[START OF Data shown]

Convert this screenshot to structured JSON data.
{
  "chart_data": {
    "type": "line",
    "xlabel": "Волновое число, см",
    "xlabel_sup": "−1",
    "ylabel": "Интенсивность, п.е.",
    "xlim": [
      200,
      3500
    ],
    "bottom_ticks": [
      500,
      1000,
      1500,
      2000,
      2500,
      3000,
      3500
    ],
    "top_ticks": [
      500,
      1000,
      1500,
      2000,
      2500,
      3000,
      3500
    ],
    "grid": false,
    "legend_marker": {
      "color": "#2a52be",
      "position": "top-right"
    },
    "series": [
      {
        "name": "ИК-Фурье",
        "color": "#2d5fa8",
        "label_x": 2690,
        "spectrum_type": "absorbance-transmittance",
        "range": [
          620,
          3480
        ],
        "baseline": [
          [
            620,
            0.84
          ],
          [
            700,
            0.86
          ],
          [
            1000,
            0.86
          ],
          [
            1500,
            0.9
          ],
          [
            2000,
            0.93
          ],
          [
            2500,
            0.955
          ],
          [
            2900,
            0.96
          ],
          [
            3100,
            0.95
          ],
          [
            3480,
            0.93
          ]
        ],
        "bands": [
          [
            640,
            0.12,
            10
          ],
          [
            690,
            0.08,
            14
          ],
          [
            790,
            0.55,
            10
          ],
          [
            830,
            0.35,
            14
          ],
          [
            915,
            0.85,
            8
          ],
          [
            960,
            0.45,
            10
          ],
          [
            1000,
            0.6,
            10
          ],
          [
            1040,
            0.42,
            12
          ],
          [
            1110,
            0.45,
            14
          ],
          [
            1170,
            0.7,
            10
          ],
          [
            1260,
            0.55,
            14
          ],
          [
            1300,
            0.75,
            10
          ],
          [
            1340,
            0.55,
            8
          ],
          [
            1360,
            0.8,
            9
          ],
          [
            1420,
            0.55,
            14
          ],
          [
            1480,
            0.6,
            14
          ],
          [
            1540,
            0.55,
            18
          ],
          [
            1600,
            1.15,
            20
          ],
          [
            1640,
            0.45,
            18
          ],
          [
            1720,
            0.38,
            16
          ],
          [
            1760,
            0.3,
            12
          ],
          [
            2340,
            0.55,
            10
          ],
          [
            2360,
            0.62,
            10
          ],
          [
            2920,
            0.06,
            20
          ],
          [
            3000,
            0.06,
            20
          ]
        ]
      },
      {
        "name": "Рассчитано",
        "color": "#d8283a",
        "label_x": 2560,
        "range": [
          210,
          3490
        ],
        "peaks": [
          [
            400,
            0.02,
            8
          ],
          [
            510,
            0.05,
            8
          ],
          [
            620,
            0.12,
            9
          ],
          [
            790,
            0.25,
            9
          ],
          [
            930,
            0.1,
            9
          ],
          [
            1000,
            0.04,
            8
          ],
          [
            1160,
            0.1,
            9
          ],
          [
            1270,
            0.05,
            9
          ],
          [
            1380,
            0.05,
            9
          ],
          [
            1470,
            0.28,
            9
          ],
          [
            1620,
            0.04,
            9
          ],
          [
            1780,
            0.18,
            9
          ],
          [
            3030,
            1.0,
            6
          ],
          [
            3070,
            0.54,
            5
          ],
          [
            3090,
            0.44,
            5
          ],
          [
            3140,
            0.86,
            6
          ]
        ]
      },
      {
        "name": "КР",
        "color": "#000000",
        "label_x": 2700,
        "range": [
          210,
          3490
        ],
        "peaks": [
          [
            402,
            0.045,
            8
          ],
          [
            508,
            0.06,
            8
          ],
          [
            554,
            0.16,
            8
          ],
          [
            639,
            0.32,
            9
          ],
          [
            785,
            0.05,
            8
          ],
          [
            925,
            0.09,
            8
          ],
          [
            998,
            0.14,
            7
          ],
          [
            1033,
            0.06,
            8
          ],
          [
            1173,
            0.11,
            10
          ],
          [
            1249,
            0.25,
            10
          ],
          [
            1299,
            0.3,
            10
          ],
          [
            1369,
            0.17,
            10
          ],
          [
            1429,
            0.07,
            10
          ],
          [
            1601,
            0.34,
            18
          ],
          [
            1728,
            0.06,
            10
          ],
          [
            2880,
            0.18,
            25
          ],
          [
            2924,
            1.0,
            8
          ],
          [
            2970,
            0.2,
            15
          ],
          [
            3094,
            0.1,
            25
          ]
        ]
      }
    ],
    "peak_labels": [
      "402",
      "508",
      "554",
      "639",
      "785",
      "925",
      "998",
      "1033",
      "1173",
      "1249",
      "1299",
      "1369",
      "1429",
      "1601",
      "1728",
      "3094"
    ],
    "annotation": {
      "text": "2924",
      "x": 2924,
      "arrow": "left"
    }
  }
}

[END OF Data shown]

Extract all lines as given.

### Response to this exercise:
Convert this screenshot to structured JSON data.
{
  "chart_data": {
    "type": "line",
    "xlabel": "Волновое число, см",
    "xlabel_sup": "−1",
    "ylabel": "Интенсивность, п.е.",
    "xlim": [
      200,
      3500
    ],
    "bottom_ticks": [
      500,
      1000,
      1500,
      2000,
      2500,
      3000,
      3500
    ],
    "top_ticks": [
      500,
      1000,
      1500,
      2000,
      2500,
      3000,
      3500
    ],
    "grid": false,
    "legend_marker": {
      "color": "#2a52be",
      "position": "top-right"
    },
    "series": [
      {
        "name": "ИК-Фурье",
        "color": "#2d5fa8",
        "label_x": 2690,
        "spectrum_type": "absorbance-transmittance",
        "range": [
          620,
          3480
        ],
        "baseline": [
          [
            620,
            0.84
          ],
          [
            700,
            0.86
          ],
          [
            1000,
            0.86
          ],
          [
            1500,
            0.9
          ],
          [
            2000,
            0.93
          ],
          [
            2500,
            0.955
          ],
          [
            2900,
            0.96
          ],
          [
            3100,
            0.95
          ],
          [
            3480,
            0.93
          ]
        ],
        "bands": [
          [
            640,
            0.12,
            10
          ],
          [
            690,
            0.08,
            14
          ],
          [
            790,
            0.55,
            10
          ],
          [
            830,
            0.35,
            14
          ],
          [
            915,
            0.85,
            8
          ],
          [
            960,
            0.45,
            10
          ],
          [
            1000,
            0.6,
            10
          ],
          [
            1040,
            0.42,
            12
          ],
          [
            1110,
            0.45,
            14
          ],
          [
            1170,
            0.7,
            10
          ],
          [
            1260,
            0.55,
            14
          ],
          [
            1300,
            0.75,
            10
          ],
          [
            1340,
            0.55,
            8
          ],
          [
            1360,
            0.8,
            9
          ],
          [
            1420,
            0.55,
            14
          ],
          [
            1480,
            0.6,
            14
          ],
          [
            1540,
            0.55,
            18
          ],
          [
            1600,
            1.15,
            20
          ],
          [
            1640,
            0.45,
            18
          ],
          [
            1720,
            0.38,
            16
          ],
          [
            1760,
            0.3,
            12
          ],
          [
            2340,
            0.55,
            10
          ],
          [
            2360,
            0.62,
            10
          ],
          [
            2920,
            0.06,
            20
          ],
          [
            3000,
            0.06,
            20
          ]
        ]
      },
      {
        "name": "Рассчитано",
        "color": "#d8283a",
        "label_x": 2560,
        "range": [
          210,
          3490
        ],
        "peaks": [
          [
            400,
            0.02,
            8
          ],
          [
            510,
            0.05,
            8
          ],
          [
            620,
            0.12,
            9
          ],
          [
            790,
            0.25,
            9
          ],
          [
            930,
            0.1,
            9
          ],
          [
            1000,
            0.04,
            8
          ],
          [
            1160,
            0.1,
            9
          ],
          [
            1270,
            0.05,
            9
          ],
          [
            1380,
            0.05,
            9
          ],
          [
            1470,
            0.28,
            9
          ],
          [
            1620,
            0.04,
            9
          ],
          [
            1780,
            0.18,
            9
          ],
          [
            3030,
            1.0,
            6
          ],
          [
            3070,
            0.54,
            5
          ],
          [
            3090,
            0.44,
            5
          ],
          [
            3140,
            0.86,
            6
          ]
        ]
      },
      {
        "name": "КР",
        "color": "#000000",
        "label_x": 2700,
        "range": [
          210,
          3490
        ],
        "peaks": [
          [
            402,
            0.045,
            8
          ],
          [
            508,
            0.06,
            8
          ],
          [
            554,
            0.16,
            8
          ],
          [
            639,
            0.32,
            9
          ],
          [
            785,
            0.05,
            8
          ],
          [
            925,
            0.09,
            8
          ],
          [
            998,
            0.14,
            7
          ],
          [
            1033,
            0.06,
            8
          ],
          [
            1173,
            0.11,
            10
          ],
          [
            1249,
            0.25,
            10
          ],
          [
            1299,
            0.3,
            10
          ],
          [
            1369,
            0.17,
            10
          ],
          [
            1429,
            0.07,
            10
          ],
          [
            1601,
            0.34,
            18
          ],
          [
            1728,
            0.06,
            10
          ],
          [
            2880,
            0.18,
            25
          ],
          [
            2924,
            1.0,
            8
          ],
          [
            2970,
            0.2,
            15
          ],
          [
            3094,
            0.1,
            25
          ]
        ]
      }
    ],
    "peak_labels": [
      "402",
      "508",
      "554",
      "639",
      "785",
      "925",
      "998",
      "1033",
      "1173",
      "1249",
      "1299",
      "1369",
      "1429",
      "1601",
      "1728",
      "3094"
    ],
    "annotation": {
      "text": "2924",
      "x": 2924,
      "arrow": "left"
    }
  }
}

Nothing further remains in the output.